Aim of the exercise
Copy every line of the data in which the word "Previous" occurs.

[[ Records provided, beginning ]]

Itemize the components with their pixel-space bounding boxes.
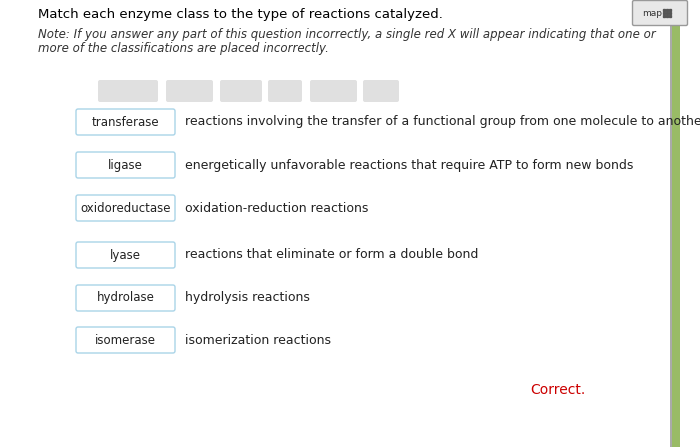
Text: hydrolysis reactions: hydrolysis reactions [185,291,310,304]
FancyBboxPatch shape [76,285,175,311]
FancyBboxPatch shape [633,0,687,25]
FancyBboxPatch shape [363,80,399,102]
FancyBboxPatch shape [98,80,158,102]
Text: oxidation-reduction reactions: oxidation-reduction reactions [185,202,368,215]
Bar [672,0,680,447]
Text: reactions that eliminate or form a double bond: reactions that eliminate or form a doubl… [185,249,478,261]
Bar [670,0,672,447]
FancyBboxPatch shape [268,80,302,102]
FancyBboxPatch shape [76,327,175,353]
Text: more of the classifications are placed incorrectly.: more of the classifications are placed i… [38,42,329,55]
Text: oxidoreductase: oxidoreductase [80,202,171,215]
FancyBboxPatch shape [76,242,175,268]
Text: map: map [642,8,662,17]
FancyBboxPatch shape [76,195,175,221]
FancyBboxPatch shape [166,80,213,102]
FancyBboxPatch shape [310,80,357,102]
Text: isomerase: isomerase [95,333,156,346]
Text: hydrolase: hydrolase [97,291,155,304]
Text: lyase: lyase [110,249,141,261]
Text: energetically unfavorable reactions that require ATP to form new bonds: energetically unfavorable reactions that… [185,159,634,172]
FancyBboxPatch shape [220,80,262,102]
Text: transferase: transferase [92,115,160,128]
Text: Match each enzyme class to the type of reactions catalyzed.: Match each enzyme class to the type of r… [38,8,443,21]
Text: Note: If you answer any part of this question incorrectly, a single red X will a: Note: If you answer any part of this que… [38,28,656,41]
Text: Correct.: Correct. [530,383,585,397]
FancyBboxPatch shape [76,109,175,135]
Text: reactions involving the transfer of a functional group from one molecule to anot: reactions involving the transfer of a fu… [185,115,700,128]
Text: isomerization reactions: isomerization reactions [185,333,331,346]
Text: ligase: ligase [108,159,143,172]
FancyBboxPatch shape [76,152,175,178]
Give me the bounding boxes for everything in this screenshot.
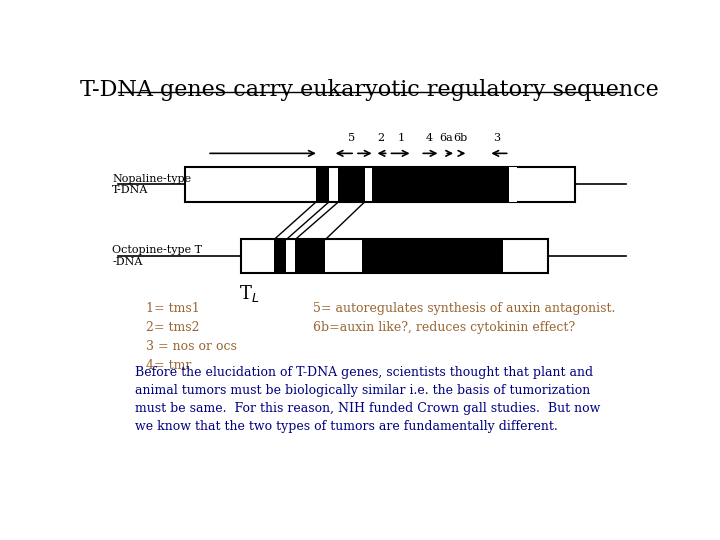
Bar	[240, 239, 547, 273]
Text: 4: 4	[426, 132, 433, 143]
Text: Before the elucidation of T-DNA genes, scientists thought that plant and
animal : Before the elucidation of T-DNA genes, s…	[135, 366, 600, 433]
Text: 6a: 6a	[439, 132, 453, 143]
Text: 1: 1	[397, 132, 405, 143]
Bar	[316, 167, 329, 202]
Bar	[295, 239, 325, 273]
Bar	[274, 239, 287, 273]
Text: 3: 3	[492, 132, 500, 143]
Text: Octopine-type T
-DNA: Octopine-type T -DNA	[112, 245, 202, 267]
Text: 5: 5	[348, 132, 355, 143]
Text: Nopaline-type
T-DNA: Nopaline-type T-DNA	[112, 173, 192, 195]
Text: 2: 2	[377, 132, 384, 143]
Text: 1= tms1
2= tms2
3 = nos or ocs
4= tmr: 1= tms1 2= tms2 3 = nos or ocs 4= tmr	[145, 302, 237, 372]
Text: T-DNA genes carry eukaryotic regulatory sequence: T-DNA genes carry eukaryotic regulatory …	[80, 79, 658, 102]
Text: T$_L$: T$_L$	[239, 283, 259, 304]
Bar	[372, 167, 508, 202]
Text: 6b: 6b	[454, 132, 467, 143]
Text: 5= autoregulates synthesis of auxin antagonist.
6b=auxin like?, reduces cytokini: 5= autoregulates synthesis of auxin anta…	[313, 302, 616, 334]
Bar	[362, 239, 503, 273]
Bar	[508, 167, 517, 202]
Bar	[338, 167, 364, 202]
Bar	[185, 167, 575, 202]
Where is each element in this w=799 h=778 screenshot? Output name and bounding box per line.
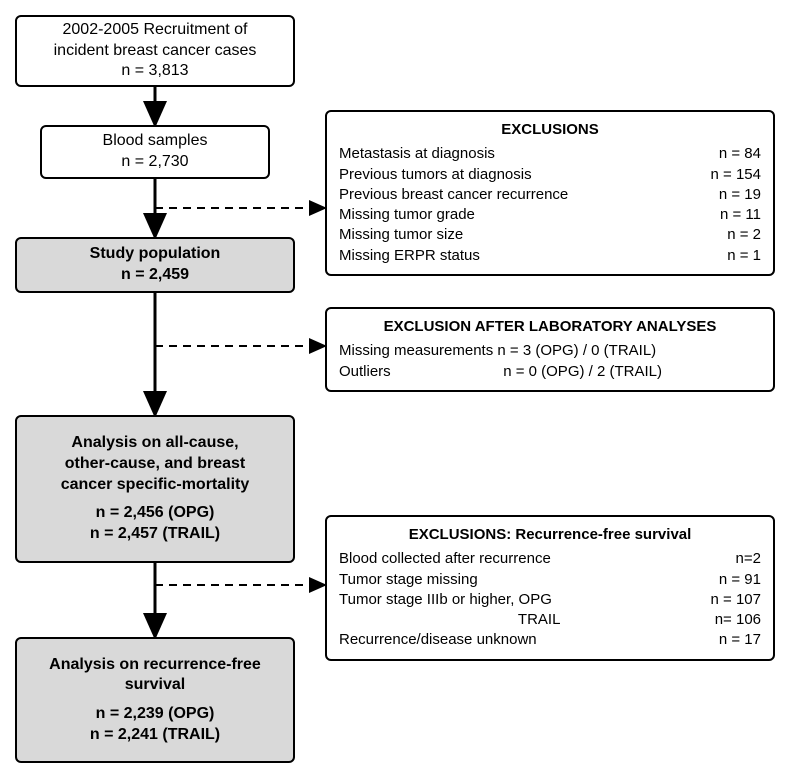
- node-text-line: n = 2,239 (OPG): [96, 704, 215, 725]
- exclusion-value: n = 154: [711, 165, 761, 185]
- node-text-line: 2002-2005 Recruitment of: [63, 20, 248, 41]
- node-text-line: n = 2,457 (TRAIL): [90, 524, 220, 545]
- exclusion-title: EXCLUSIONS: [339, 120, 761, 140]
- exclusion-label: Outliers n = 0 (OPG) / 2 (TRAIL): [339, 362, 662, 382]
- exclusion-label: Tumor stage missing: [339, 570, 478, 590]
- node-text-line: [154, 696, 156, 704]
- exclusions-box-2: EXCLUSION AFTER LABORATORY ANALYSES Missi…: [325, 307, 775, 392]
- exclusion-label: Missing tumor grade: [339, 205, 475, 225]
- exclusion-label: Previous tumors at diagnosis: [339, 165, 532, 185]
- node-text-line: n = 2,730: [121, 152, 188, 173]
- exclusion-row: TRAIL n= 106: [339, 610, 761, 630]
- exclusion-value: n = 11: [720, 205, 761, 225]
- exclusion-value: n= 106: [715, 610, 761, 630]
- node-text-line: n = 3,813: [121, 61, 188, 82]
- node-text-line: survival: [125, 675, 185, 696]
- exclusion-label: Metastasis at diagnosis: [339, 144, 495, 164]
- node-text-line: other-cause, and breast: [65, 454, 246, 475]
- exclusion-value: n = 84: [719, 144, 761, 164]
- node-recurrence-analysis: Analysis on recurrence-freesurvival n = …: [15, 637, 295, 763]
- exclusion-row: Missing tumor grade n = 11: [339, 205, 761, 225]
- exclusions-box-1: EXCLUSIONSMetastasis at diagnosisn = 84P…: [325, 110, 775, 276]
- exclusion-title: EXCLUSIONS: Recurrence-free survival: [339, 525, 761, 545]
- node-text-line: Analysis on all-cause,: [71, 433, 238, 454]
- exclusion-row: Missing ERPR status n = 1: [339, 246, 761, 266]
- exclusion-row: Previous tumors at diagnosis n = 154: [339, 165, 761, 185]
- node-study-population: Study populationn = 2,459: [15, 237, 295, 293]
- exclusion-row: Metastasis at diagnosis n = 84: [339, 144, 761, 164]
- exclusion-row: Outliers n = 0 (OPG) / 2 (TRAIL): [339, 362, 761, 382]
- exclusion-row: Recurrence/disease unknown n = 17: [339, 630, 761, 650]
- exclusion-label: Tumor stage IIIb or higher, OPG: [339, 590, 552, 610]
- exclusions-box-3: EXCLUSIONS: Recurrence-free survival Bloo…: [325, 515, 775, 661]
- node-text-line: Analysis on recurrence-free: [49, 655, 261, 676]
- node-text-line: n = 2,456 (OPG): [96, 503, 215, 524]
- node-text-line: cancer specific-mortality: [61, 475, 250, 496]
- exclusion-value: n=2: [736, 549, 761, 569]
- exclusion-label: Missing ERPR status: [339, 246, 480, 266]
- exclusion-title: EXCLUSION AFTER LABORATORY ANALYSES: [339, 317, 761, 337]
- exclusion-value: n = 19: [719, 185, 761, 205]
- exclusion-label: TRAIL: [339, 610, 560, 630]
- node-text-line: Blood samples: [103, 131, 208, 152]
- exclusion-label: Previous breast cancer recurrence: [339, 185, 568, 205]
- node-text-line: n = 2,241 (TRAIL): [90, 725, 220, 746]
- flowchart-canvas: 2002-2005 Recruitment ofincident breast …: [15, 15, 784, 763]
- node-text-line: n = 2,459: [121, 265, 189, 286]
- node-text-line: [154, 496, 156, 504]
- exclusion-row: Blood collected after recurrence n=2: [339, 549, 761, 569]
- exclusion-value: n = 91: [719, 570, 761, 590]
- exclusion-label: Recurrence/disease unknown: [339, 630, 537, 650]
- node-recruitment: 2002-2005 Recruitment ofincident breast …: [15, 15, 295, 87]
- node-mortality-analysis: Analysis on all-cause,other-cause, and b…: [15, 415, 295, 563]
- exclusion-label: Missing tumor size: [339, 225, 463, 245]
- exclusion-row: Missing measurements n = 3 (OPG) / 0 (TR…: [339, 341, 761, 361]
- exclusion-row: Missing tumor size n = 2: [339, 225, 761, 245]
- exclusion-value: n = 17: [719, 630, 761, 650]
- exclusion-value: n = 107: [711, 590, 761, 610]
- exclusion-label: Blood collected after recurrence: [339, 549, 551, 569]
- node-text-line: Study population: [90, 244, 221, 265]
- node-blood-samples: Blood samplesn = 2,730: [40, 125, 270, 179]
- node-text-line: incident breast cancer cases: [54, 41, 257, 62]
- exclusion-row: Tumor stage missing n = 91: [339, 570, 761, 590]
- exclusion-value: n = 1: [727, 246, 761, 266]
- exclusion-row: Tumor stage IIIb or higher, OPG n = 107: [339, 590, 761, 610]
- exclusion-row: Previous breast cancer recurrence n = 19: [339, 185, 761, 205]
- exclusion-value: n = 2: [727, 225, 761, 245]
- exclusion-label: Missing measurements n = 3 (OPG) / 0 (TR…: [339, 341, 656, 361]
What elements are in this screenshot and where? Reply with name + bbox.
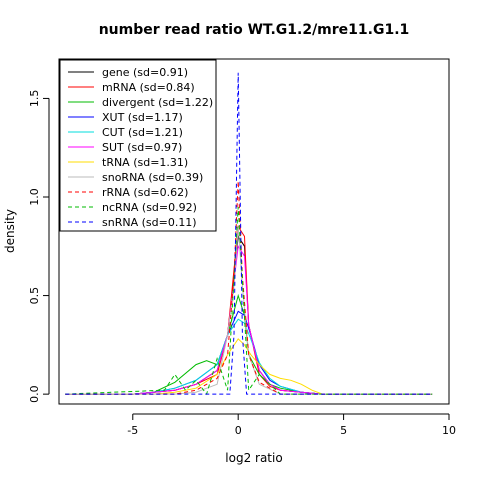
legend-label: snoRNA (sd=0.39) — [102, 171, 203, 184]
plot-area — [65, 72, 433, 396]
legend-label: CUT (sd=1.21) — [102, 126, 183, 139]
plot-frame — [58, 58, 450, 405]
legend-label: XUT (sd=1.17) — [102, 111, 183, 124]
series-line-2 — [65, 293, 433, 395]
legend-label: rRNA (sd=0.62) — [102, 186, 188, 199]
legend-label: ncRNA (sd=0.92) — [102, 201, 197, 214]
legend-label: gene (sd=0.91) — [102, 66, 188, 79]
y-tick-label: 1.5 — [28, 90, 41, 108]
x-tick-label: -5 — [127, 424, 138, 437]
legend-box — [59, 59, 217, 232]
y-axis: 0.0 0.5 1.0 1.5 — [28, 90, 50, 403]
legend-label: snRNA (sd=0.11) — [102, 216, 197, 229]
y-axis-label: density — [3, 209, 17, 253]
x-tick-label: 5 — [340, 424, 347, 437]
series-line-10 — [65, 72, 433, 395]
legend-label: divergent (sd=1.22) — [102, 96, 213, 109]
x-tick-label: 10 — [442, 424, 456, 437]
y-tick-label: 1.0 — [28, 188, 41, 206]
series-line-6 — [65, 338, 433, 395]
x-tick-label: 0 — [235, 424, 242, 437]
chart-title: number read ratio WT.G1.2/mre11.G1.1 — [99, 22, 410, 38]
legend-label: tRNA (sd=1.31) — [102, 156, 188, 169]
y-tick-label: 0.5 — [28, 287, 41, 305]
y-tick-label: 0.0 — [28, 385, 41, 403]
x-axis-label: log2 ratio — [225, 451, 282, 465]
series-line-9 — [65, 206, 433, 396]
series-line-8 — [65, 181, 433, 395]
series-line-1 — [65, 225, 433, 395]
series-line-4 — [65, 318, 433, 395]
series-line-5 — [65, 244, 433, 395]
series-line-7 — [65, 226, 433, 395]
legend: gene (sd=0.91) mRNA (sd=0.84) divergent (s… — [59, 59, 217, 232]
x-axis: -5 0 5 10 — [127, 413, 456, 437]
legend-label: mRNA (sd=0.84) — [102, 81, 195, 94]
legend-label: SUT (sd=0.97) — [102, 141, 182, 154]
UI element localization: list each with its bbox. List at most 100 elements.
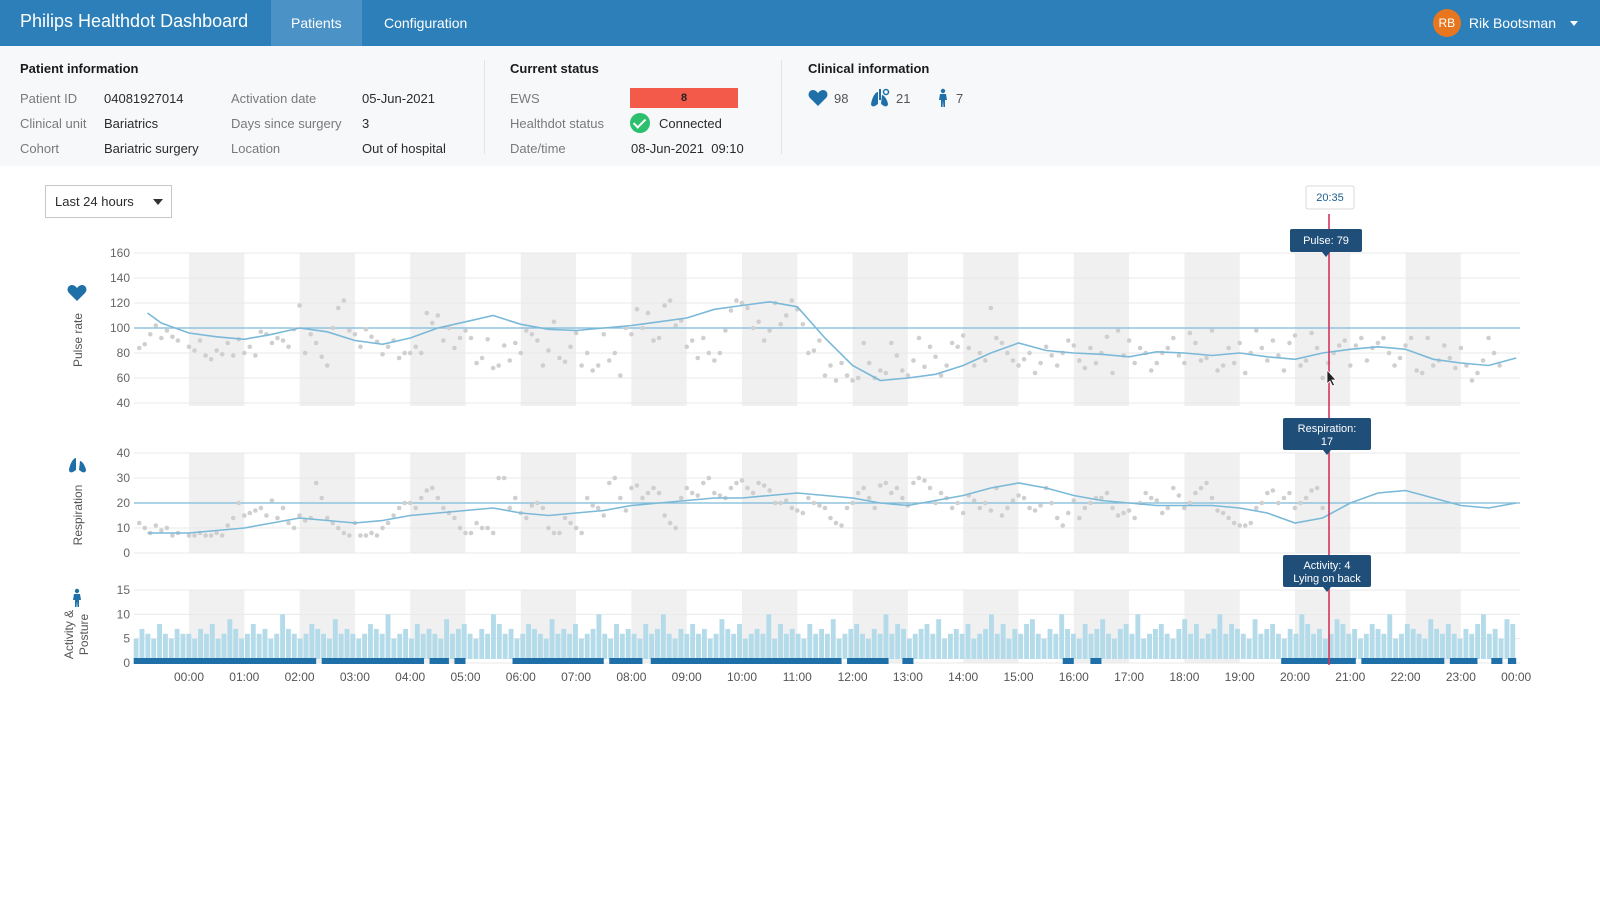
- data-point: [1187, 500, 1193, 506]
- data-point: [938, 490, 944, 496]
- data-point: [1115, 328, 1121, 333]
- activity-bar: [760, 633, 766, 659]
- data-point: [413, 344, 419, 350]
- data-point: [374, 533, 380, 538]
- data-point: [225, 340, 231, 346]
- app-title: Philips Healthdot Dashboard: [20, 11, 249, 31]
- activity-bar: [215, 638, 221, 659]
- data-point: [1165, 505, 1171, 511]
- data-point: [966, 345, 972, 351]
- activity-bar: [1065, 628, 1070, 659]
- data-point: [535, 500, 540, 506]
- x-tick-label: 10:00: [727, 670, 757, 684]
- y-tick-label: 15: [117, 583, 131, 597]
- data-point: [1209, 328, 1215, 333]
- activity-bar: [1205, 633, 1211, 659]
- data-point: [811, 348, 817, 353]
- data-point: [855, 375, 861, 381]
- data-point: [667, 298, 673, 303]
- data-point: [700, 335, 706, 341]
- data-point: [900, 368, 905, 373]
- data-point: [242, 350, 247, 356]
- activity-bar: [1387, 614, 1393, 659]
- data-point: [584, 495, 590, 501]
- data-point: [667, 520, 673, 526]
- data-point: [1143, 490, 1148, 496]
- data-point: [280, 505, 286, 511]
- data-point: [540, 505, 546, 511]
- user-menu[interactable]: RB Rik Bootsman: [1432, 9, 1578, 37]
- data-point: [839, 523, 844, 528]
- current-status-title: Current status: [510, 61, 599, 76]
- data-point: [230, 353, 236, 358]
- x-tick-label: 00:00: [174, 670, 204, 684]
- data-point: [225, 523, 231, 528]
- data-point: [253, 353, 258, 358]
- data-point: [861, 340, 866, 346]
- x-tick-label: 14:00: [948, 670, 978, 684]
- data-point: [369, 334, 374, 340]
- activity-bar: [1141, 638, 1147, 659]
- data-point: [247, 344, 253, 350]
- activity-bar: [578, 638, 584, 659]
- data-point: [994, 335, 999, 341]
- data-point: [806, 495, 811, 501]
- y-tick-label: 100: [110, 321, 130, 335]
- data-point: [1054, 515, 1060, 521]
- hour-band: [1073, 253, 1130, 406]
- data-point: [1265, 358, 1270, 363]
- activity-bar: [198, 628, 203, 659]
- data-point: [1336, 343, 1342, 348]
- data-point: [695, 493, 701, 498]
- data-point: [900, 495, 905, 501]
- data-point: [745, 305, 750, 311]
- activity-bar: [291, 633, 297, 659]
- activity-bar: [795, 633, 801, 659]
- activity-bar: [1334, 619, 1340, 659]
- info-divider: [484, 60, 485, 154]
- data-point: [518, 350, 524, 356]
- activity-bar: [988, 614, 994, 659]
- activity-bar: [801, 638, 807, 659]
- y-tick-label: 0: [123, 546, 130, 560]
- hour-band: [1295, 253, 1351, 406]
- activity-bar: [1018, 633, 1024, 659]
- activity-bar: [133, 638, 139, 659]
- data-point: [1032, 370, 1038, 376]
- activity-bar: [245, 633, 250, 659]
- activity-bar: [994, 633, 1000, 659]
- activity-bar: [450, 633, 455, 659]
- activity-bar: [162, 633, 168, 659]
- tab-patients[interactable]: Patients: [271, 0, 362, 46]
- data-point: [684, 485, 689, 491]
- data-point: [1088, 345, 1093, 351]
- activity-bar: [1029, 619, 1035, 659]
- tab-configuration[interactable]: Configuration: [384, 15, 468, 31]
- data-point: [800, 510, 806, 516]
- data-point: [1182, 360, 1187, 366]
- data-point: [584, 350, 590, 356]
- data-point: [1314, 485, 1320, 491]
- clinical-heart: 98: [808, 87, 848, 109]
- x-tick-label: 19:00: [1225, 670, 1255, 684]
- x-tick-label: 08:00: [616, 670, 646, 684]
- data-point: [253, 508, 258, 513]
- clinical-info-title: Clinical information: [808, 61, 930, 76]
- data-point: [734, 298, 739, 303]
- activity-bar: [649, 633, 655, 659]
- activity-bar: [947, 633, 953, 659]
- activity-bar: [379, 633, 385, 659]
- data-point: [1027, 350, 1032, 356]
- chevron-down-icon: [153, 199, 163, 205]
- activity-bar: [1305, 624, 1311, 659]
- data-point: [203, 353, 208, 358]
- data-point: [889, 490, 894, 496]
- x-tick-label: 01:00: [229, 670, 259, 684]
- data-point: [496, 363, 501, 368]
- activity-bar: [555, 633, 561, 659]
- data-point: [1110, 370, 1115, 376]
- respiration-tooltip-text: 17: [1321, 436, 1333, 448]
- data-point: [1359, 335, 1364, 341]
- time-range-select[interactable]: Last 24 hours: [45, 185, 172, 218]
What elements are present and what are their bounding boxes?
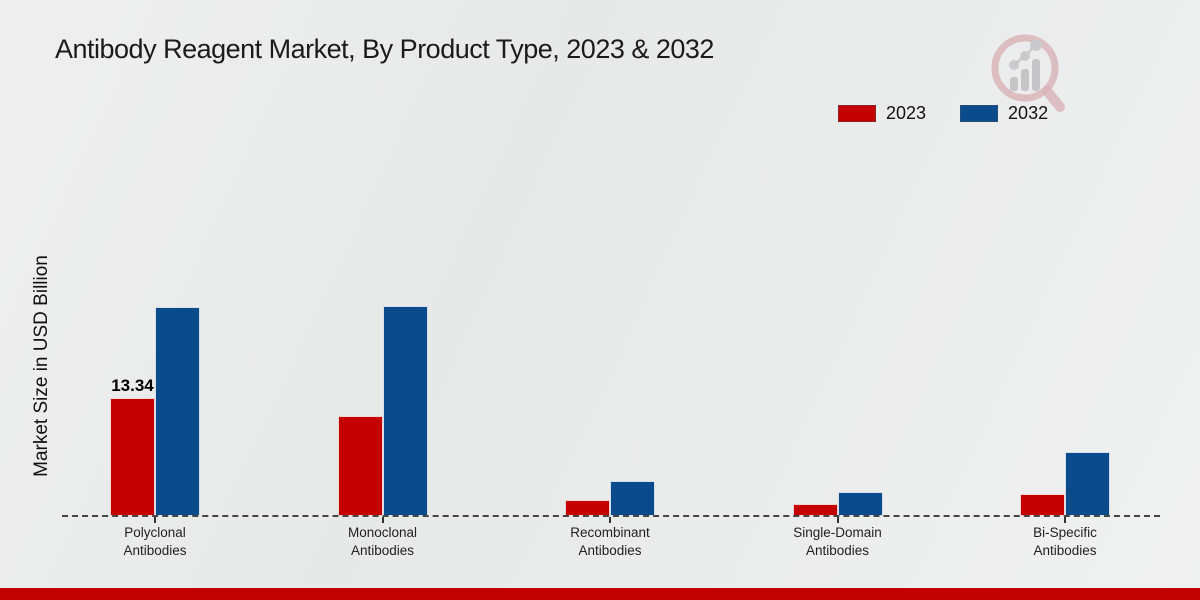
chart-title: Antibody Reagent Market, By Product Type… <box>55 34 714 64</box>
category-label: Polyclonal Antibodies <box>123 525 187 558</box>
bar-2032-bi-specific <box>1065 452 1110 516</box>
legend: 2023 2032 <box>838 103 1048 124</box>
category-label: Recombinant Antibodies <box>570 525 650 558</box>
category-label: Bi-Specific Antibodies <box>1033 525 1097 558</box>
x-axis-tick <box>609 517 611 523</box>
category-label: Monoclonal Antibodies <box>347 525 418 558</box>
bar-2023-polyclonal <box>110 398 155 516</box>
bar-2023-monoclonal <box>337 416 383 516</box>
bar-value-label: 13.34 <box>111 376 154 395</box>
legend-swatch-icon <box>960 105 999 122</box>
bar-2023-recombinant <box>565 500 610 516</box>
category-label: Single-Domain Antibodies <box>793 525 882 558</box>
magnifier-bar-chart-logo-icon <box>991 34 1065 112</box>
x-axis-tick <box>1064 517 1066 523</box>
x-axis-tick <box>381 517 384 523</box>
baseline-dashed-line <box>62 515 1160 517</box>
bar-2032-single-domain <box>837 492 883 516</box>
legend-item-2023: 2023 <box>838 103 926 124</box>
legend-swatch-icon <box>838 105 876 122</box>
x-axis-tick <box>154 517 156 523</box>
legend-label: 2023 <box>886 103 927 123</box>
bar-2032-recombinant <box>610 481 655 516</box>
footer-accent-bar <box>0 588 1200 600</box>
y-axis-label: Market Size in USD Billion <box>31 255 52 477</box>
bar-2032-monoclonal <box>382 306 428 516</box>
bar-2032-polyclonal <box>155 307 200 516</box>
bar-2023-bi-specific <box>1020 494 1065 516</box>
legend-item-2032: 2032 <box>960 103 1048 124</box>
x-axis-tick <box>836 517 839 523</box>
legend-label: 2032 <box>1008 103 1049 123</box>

[[ Records provided, end ]]

Response area
- exclusion-label: Previous tumors at diagnosis: [339, 165, 532, 185]
- exclusion-row: Previous tumors at diagnosis n = 154: [339, 165, 761, 185]
- exclusion-label: Previous breast cancer recurrence: [339, 185, 568, 205]
- exclusion-row: Previous breast cancer recurrence n = 19: [339, 185, 761, 205]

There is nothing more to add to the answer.